> _Dataset rows_
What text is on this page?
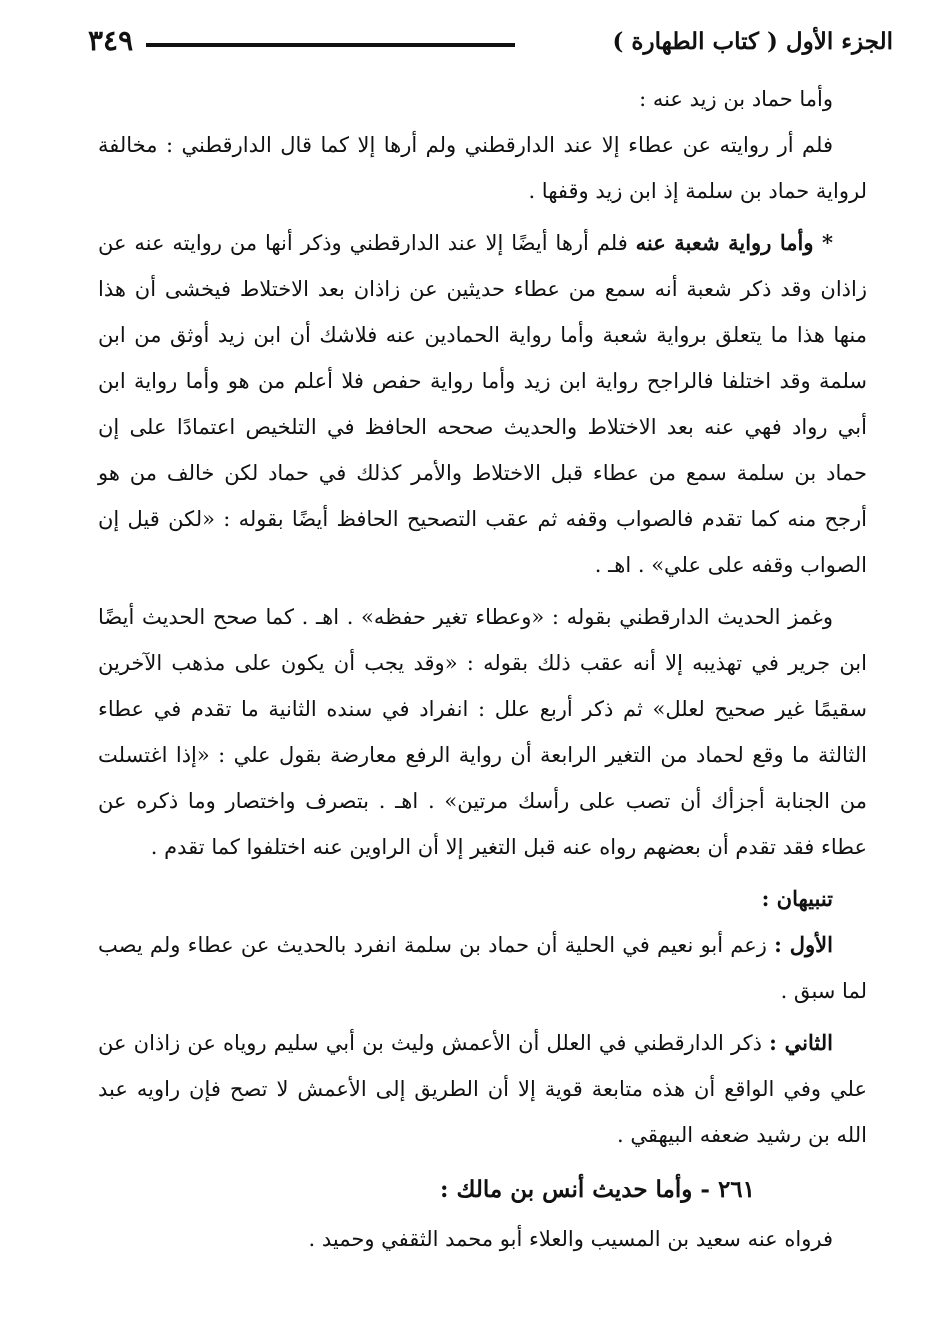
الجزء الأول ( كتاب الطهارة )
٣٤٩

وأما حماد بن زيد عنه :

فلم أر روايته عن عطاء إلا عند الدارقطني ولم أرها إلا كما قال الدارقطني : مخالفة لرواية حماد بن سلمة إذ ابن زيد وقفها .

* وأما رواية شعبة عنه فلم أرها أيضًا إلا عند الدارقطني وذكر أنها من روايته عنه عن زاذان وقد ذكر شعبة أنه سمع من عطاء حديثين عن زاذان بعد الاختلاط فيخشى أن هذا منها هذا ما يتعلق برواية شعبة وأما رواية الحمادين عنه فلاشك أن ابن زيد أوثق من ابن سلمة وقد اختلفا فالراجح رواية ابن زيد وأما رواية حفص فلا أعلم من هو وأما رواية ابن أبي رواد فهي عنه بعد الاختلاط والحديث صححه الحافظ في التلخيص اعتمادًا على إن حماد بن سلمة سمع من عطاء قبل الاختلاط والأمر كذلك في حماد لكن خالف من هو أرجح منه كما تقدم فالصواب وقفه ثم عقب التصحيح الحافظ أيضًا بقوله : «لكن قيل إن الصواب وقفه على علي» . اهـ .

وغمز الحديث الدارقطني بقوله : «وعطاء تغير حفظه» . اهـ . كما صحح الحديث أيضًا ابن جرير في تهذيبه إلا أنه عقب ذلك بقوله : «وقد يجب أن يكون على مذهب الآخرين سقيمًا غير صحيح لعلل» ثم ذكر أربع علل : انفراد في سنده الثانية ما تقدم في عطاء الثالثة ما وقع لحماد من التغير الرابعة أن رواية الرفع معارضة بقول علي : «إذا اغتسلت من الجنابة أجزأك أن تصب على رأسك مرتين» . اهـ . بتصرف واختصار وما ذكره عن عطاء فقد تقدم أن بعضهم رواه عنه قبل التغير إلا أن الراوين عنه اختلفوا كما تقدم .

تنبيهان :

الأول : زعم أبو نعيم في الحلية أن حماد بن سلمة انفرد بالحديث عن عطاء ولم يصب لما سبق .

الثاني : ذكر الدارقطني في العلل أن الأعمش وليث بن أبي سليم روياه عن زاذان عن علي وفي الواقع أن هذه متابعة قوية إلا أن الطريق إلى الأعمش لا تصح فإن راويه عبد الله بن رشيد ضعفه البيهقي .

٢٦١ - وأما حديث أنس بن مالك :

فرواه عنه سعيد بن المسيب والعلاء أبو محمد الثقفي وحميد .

> _What to work on_
Go through the entries above and output them exactly, without pictures.

> _Response below_
What text is on this page?
الجزء الأول ( كتاب الطهارة )
٣٤٩

وأما حماد بن زيد عنه :

فلم أر روايته عن عطاء إلا عند الدارقطني ولم أرها إلا كما قال الدارقطني : مخالفة لرواية حماد بن سلمة إذ ابن زيد وقفها .

* وأما رواية شعبة عنه فلم أرها أيضًا إلا عند الدارقطني وذكر أنها من روايته عنه عن زاذان وقد ذكر شعبة أنه سمع من عطاء حديثين عن زاذان بعد الاختلاط فيخشى أن هذا منها هذا ما يتعلق برواية شعبة وأما رواية الحمادين عنه فلاشك أن ابن زيد أوثق من ابن سلمة وقد اختلفا فالراجح رواية ابن زيد وأما رواية حفص فلا أعلم من هو وأما رواية ابن أبي رواد فهي عنه بعد الاختلاط والحديث صححه الحافظ في التلخيص اعتمادًا على إن حماد بن سلمة سمع من عطاء قبل الاختلاط والأمر كذلك في حماد لكن خالف من هو أرجح منه كما تقدم فالصواب وقفه ثم عقب التصحيح الحافظ أيضًا بقوله : «لكن قيل إن الصواب وقفه على علي» . اهـ .

وغمز الحديث الدارقطني بقوله : «وعطاء تغير حفظه» . اهـ . كما صحح الحديث أيضًا ابن جرير في تهذيبه إلا أنه عقب ذلك بقوله : «وقد يجب أن يكون على مذهب الآخرين سقيمًا غير صحيح لعلل» ثم ذكر أربع علل : انفراد في سنده الثانية ما تقدم في عطاء الثالثة ما وقع لحماد من التغير الرابعة أن رواية الرفع معارضة بقول علي : «إذا اغتسلت من الجنابة أجزأك أن تصب على رأسك مرتين» . اهـ . بتصرف واختصار وما ذكره عن عطاء فقد تقدم أن بعضهم رواه عنه قبل التغير إلا أن الراوين عنه اختلفوا كما تقدم .

تنبيهان :

الأول : زعم أبو نعيم في الحلية أن حماد بن سلمة انفرد بالحديث عن عطاء ولم يصب لما سبق .

الثاني : ذكر الدارقطني في العلل أن الأعمش وليث بن أبي سليم روياه عن زاذان عن علي وفي الواقع أن هذه متابعة قوية إلا أن الطريق إلى الأعمش لا تصح فإن راويه عبد الله بن رشيد ضعفه البيهقي .

٢٦١ - وأما حديث أنس بن مالك :

فرواه عنه سعيد بن المسيب والعلاء أبو محمد الثقفي وحميد .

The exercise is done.